#### Excerpted data
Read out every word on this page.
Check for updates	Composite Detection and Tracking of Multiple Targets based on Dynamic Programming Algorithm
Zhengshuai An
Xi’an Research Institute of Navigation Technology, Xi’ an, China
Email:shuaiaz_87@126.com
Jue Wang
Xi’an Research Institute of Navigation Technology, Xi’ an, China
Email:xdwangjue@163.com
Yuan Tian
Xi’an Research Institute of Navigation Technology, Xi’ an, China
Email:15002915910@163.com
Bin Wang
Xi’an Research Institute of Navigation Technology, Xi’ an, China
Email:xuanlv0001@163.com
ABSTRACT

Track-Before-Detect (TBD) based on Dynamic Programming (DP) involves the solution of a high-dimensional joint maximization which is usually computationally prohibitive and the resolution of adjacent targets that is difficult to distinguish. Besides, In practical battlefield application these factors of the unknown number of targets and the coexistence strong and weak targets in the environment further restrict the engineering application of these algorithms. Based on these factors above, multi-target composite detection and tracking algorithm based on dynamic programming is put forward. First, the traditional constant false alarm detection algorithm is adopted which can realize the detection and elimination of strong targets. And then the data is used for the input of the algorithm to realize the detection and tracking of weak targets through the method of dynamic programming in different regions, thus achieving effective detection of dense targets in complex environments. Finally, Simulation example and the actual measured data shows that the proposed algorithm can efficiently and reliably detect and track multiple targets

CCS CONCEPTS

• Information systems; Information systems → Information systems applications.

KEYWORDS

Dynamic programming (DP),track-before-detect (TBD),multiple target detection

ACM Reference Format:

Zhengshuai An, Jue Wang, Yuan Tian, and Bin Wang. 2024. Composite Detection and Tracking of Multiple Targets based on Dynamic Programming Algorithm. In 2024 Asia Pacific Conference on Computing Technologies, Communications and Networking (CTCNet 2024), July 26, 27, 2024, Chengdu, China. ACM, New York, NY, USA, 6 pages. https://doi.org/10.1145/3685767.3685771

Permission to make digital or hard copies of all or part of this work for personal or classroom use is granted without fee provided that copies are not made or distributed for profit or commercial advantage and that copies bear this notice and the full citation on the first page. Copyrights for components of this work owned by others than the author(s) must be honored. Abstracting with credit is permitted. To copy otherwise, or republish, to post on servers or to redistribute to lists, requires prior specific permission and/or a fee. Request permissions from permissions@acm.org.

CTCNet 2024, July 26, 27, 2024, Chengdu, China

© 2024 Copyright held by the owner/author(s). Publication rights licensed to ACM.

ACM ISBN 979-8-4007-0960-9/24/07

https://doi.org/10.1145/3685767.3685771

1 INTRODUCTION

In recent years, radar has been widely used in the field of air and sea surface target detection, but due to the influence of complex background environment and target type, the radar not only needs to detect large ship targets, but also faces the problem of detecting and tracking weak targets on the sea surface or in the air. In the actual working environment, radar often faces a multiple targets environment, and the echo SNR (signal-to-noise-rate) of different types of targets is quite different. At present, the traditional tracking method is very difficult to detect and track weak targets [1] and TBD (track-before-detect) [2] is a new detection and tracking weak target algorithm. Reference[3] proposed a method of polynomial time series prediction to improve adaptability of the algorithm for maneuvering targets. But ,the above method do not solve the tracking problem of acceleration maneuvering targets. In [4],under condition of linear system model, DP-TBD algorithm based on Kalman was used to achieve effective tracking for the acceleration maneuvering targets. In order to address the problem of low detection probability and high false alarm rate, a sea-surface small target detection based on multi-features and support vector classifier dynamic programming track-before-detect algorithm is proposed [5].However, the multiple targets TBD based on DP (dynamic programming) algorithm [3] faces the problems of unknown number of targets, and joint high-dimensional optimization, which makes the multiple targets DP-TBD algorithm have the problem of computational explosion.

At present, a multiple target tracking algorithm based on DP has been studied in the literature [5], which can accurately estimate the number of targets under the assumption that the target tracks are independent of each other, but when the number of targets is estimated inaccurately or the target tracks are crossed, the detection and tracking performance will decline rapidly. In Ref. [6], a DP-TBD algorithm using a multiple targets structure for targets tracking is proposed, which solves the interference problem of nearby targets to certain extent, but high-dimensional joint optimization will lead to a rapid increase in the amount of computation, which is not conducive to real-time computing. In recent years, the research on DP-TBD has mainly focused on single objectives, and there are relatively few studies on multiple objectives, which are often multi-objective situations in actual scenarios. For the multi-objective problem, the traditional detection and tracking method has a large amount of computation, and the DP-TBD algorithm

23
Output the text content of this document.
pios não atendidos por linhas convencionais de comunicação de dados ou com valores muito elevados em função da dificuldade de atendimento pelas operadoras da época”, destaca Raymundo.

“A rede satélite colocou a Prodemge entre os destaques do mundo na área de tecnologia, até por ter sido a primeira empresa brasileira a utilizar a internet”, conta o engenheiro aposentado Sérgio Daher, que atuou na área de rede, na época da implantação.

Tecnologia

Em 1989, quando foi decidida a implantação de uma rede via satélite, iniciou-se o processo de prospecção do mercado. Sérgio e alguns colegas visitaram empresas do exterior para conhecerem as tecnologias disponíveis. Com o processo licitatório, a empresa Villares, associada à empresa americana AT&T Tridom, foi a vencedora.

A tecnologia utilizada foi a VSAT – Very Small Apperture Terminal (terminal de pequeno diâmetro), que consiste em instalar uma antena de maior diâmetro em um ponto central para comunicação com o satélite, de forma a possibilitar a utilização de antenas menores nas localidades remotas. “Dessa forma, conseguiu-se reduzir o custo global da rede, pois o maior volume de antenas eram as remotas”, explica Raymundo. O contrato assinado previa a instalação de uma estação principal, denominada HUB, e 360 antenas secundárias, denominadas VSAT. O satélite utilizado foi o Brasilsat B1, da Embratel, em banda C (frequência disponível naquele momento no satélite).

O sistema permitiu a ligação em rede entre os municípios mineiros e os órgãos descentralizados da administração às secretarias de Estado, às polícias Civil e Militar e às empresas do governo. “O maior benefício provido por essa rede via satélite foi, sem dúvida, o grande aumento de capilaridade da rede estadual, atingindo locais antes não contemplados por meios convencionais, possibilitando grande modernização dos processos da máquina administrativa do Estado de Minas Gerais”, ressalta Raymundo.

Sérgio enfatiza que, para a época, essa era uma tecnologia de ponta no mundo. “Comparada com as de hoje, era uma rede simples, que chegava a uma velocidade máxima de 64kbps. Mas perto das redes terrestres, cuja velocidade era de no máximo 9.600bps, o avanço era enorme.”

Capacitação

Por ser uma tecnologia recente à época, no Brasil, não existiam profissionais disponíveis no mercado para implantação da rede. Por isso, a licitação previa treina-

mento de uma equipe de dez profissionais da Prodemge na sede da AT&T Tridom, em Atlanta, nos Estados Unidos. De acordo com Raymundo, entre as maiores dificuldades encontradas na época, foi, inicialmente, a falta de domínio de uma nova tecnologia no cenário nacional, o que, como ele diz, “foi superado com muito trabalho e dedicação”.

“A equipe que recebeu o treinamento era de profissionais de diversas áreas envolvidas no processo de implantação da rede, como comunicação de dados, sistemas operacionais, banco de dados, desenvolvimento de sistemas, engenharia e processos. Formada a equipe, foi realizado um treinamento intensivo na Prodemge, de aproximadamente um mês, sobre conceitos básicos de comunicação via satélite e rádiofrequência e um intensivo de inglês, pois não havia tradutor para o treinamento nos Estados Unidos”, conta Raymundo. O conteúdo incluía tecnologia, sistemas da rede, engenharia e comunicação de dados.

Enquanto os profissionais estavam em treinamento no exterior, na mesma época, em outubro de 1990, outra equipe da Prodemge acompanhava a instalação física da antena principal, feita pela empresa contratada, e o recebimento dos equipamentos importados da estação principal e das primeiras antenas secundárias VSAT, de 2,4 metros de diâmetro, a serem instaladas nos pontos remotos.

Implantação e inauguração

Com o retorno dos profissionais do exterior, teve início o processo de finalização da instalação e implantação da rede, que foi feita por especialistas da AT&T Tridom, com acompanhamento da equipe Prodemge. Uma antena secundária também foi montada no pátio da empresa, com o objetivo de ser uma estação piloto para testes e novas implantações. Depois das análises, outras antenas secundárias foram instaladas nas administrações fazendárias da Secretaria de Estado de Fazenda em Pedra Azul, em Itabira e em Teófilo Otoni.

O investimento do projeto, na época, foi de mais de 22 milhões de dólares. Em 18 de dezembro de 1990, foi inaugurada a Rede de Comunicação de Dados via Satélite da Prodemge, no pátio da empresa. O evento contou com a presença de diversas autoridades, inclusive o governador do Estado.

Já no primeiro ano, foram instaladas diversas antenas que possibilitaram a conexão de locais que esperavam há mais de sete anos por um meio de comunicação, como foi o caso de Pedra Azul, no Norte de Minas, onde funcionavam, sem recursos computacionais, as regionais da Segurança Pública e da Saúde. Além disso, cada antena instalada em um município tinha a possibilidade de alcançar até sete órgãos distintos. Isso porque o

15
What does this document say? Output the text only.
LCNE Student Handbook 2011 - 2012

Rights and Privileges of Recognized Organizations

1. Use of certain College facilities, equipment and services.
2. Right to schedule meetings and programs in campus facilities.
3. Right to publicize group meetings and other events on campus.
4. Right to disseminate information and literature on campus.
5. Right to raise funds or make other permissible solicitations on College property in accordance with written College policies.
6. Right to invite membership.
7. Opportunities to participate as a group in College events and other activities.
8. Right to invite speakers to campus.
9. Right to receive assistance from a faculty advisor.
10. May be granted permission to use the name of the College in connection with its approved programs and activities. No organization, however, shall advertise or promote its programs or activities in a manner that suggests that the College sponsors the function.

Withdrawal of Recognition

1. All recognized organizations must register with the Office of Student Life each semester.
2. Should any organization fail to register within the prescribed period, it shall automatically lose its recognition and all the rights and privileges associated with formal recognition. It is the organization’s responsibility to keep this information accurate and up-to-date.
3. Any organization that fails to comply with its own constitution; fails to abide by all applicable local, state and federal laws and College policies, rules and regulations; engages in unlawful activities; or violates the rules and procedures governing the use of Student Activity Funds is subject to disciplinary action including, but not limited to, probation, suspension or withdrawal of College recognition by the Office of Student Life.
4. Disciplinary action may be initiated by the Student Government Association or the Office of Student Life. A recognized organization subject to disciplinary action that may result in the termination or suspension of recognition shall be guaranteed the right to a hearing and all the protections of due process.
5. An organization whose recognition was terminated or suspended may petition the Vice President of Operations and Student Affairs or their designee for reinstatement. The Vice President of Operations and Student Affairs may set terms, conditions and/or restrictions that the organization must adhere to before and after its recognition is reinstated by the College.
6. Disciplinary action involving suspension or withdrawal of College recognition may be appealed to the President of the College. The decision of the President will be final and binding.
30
########
Return every line in the listing that contains the word "previa".

◆ **Answer to this exercise**
A tecnologia utilizada foi a VSAT – Very Small Apperture Terminal (terminal de pequeno diâmetro), que consiste em instalar uma antena de maior diâmetro em um ponto central para comunicação com o satélite, de forma a possibilitar a utilização de antenas menores nas localidades remotas. “Dessa forma, conseguiu-se reduzir o custo global da rede, pois o maior volume de antenas eram as remotas”, explica Raymundo. O contrato assinado previa a instalação de uma estação principal, denominada HUB, e 360 antenas secundárias, denominadas VSAT. O satélite utilizado foi o Brasilsat B1, da Embratel, em banda C (frequência disponível naquele momento no satélite).
Por ser uma tecnologia recente à época, no Brasil, não existiam profissionais disponíveis no mercado para implantação da rede. Por isso, a licitação previa treina-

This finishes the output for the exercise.